— Exercise brief —
Filter for the word "victimes" and keep each matching line.

[Figure record extracts]

※

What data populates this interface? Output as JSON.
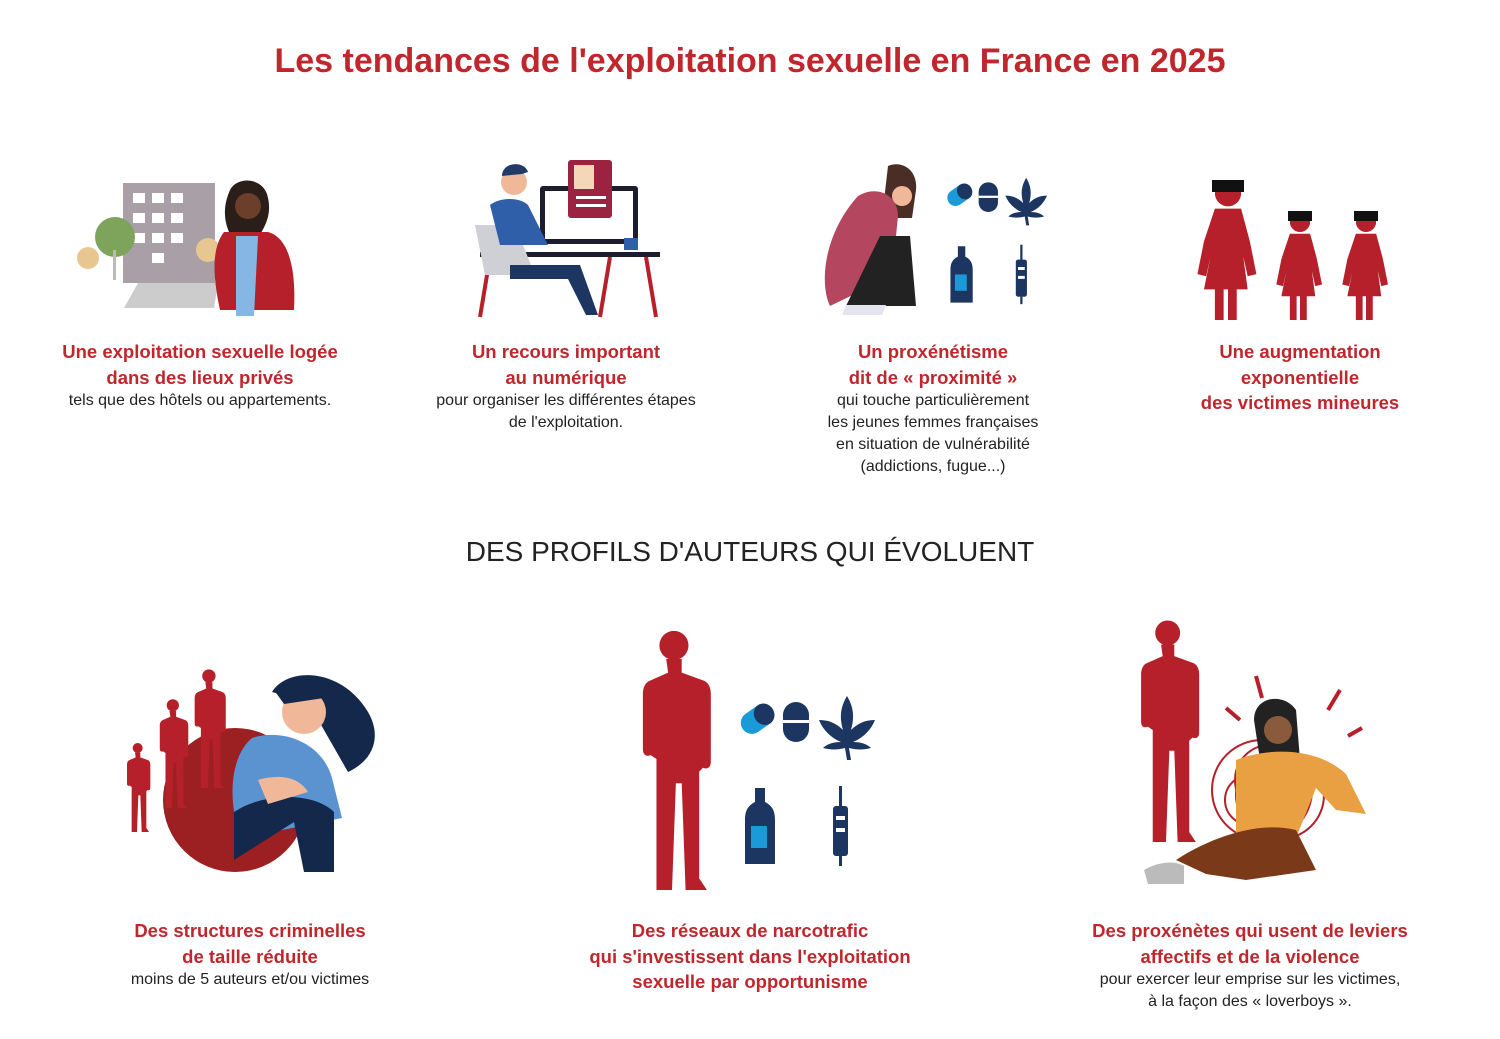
{
  "header": {
    "title": "Les tendances de l'exploitation sexuelle en France en 2025"
  },
  "trends": [
    {
      "heading": [
        "Une exploitation sexuelle logée",
        "dans des lieux privés"
      ],
      "text": [
        "tels que des hôtels ou appartements."
      ]
    },
    {
      "heading": [
        "Un recours important",
        "au numérique"
      ],
      "text": [
        "pour organiser les différentes étapes",
        "de l'exploitation."
      ]
    },
    {
      "heading": [
        "Un proxénétisme",
        "dit de « proximité »"
      ],
      "text": [
        "qui touche particulièrement",
        "les jeunes femmes françaises",
        "en situation de vulnérabilité",
        "(addictions, fugue...)"
      ]
    },
    {
      "heading": [
        "Une augmentation",
        "exponentielle",
        "des victimes mineures"
      ]
    }
  ],
  "section": {
    "title": "DES PROFILS D'AUTEURS QUI ÉVOLUENT"
  },
  "profiles": [
    {
      "heading": [
        "Des structures criminelles",
        "de taille réduite"
      ],
      "text": [
        "moins de 5 auteurs et/ou victimes"
      ]
    },
    {
      "heading": [
        "Des réseaux de narcotrafic",
        "qui s'investissent dans l'exploitation",
        "sexuelle par opportunisme"
      ]
    },
    {
      "heading": [
        "Des proxénètes qui usent de leviers",
        "affectifs et de la violence"
      ],
      "text": [
        "pour exercer leur emprise sur les victimes,",
        "à la façon des « loverboys »."
      ]
    }
  ]
}
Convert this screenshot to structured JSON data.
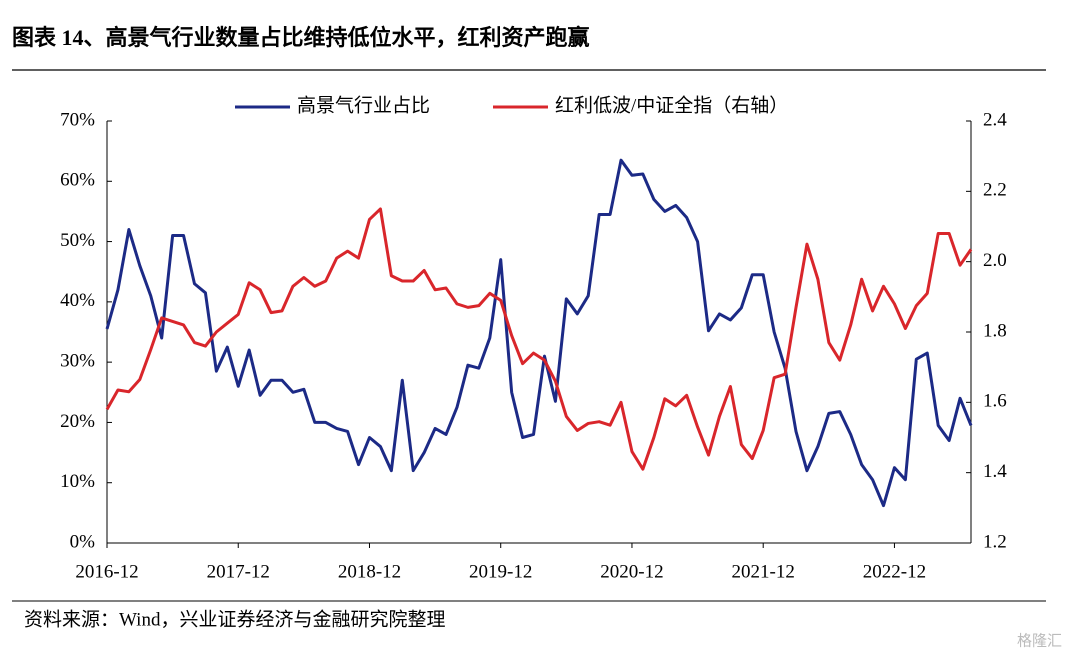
{
  "title": "图表 14、高景气行业数量占比维持低位水平，红利资产跑赢",
  "source": "资料来源：Wind，兴业证券经济与金融研究院整理",
  "watermark": "格隆汇",
  "chart_data": {
    "type": "line",
    "categories": [
      "2016-12",
      null,
      null,
      null,
      null,
      null,
      null,
      null,
      null,
      null,
      null,
      null,
      "2017-12",
      null,
      null,
      null,
      null,
      null,
      null,
      null,
      null,
      null,
      null,
      null,
      "2018-12",
      null,
      null,
      null,
      null,
      null,
      null,
      null,
      null,
      null,
      null,
      null,
      "2019-12",
      null,
      null,
      null,
      null,
      null,
      null,
      null,
      null,
      null,
      null,
      null,
      "2020-12",
      null,
      null,
      null,
      null,
      null,
      null,
      null,
      null,
      null,
      null,
      null,
      "2021-12",
      null,
      null,
      null,
      null,
      null,
      null,
      null,
      null,
      null,
      null,
      null,
      "2022-12",
      null,
      null,
      null,
      null,
      null,
      null,
      null
    ],
    "series": [
      {
        "name": "高景气行业占比",
        "color": "#1c2a86",
        "axis": "y",
        "values": [
          35.5,
          42,
          52,
          46,
          41,
          34,
          51,
          51,
          43,
          41.5,
          28.5,
          32.5,
          26,
          32,
          24.5,
          27,
          27,
          25,
          25.5,
          20,
          20,
          19,
          18.5,
          13,
          17.5,
          16,
          12,
          27,
          12,
          15,
          19,
          18,
          22.5,
          29.5,
          29,
          34,
          47,
          25,
          17.5,
          18,
          31,
          23.5,
          40.5,
          38,
          41,
          54.5,
          54.5,
          63.5,
          61,
          61.2,
          57,
          55,
          56,
          54,
          50,
          35.2,
          38,
          37,
          39,
          44.5,
          44.5,
          35,
          29,
          18.5,
          12,
          16,
          21.5,
          21.8,
          18,
          13,
          10.5,
          6.2,
          12.5,
          10.5,
          30.5,
          31.5,
          19.5,
          17,
          24,
          19.5
        ]
      },
      {
        "name": "红利低波/中证全指（右轴）",
        "color": "#d9262b",
        "axis": "y2",
        "values": [
          1.58,
          1.635,
          1.63,
          1.665,
          1.75,
          1.84,
          1.83,
          1.82,
          1.77,
          1.76,
          1.8,
          1.825,
          1.85,
          1.94,
          1.92,
          1.855,
          1.86,
          1.93,
          1.955,
          1.93,
          1.945,
          2.01,
          2.03,
          2.01,
          2.12,
          2.15,
          1.96,
          1.945,
          1.945,
          1.975,
          1.92,
          1.925,
          1.88,
          1.87,
          1.875,
          1.91,
          1.89,
          1.79,
          1.71,
          1.74,
          1.72,
          1.66,
          1.56,
          1.52,
          1.54,
          1.545,
          1.535,
          1.6,
          1.46,
          1.41,
          1.5,
          1.61,
          1.59,
          1.62,
          1.53,
          1.45,
          1.56,
          1.645,
          1.48,
          1.44,
          1.52,
          1.67,
          1.68,
          1.87,
          2.05,
          1.95,
          1.77,
          1.72,
          1.82,
          1.95,
          1.86,
          1.93,
          1.88,
          1.81,
          1.875,
          1.91,
          2.08,
          2.08,
          1.99,
          2.035
        ]
      }
    ],
    "ylim": [
      0,
      70
    ],
    "yticks": [
      {
        "value": 0,
        "label": "0%"
      },
      {
        "value": 10,
        "label": "10%"
      },
      {
        "value": 20,
        "label": "20%"
      },
      {
        "value": 30,
        "label": "30%"
      },
      {
        "value": 40,
        "label": "40%"
      },
      {
        "value": 50,
        "label": "50%"
      },
      {
        "value": 60,
        "label": "60%"
      },
      {
        "value": 70,
        "label": "70%"
      }
    ],
    "y2lim": [
      1.2,
      2.4
    ],
    "y2ticks": [
      1.2,
      1.4,
      1.6,
      1.8,
      {
        "value": 2,
        "label": "2.0"
      },
      2.2,
      2.4
    ],
    "legend": "top",
    "grid": false
  }
}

※

— The output —
        "des victimes mineures"
        "moins de 5 auteurs et/ou victimes"
        "pour exercer leur emprise sur les victimes,",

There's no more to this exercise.